• _What the task requires_:
Return each line of the data below exactly, omitting any pictures.
──────
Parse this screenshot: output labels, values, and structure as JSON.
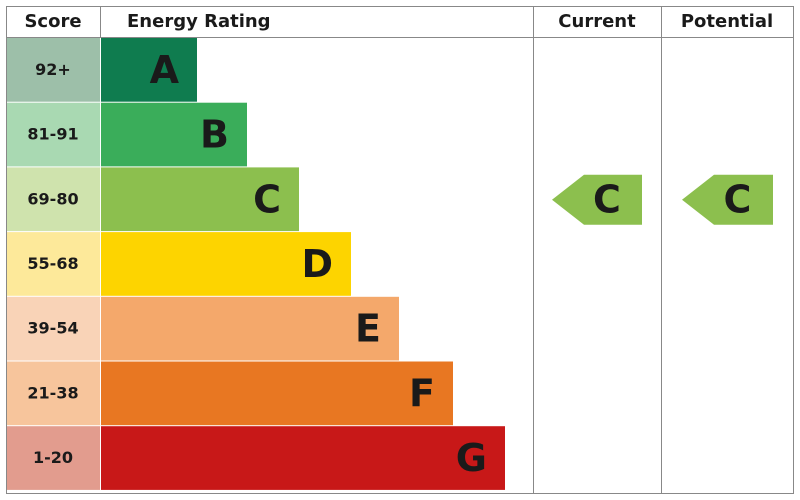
{
  "headers": {
    "score": "Score",
    "rating": "Energy Rating",
    "current": "Current",
    "potential": "Potential"
  },
  "bands": [
    {
      "score": "92+",
      "letter": "A",
      "color": "#0f7c4f",
      "score_color": "#9dbfa9"
    },
    {
      "score": "81-91",
      "letter": "B",
      "color": "#3aad5a",
      "score_color": "#a9d9b2"
    },
    {
      "score": "69-80",
      "letter": "C",
      "color": "#8cbf4e",
      "score_color": "#cfe3ad"
    },
    {
      "score": "55-68",
      "letter": "D",
      "color": "#fdd400",
      "score_color": "#fde99a"
    },
    {
      "score": "39-54",
      "letter": "E",
      "color": "#f4a86b",
      "score_color": "#f9d3b7"
    },
    {
      "score": "21-38",
      "letter": "F",
      "color": "#e87722",
      "score_color": "#f7c59c"
    },
    {
      "score": "1-20",
      "letter": "G",
      "color": "#c81818",
      "score_color": "#e29c8e"
    }
  ],
  "current": "C",
  "potential": "C"
}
──────
• _Answer to this exercise_:
Parse this screenshot: output labels, values, and structure as JSON.
{
  "headers": {
    "score": "Score",
    "rating": "Energy Rating",
    "current": "Current",
    "potential": "Potential"
  },
  "bands": [
    {
      "score": "92+",
      "letter": "A",
      "color": "#0f7c4f",
      "score_color": "#9dbfa9"
    },
    {
      "score": "81-91",
      "letter": "B",
      "color": "#3aad5a",
      "score_color": "#a9d9b2"
    },
    {
      "score": "69-80",
      "letter": "C",
      "color": "#8cbf4e",
      "score_color": "#cfe3ad"
    },
    {
      "score": "55-68",
      "letter": "D",
      "color": "#fdd400",
      "score_color": "#fde99a"
    },
    {
      "score": "39-54",
      "letter": "E",
      "color": "#f4a86b",
      "score_color": "#f9d3b7"
    },
    {
      "score": "21-38",
      "letter": "F",
      "color": "#e87722",
      "score_color": "#f7c59c"
    },
    {
      "score": "1-20",
      "letter": "G",
      "color": "#c81818",
      "score_color": "#e29c8e"
    }
  ],
  "current": "C",
  "potential": "C"
}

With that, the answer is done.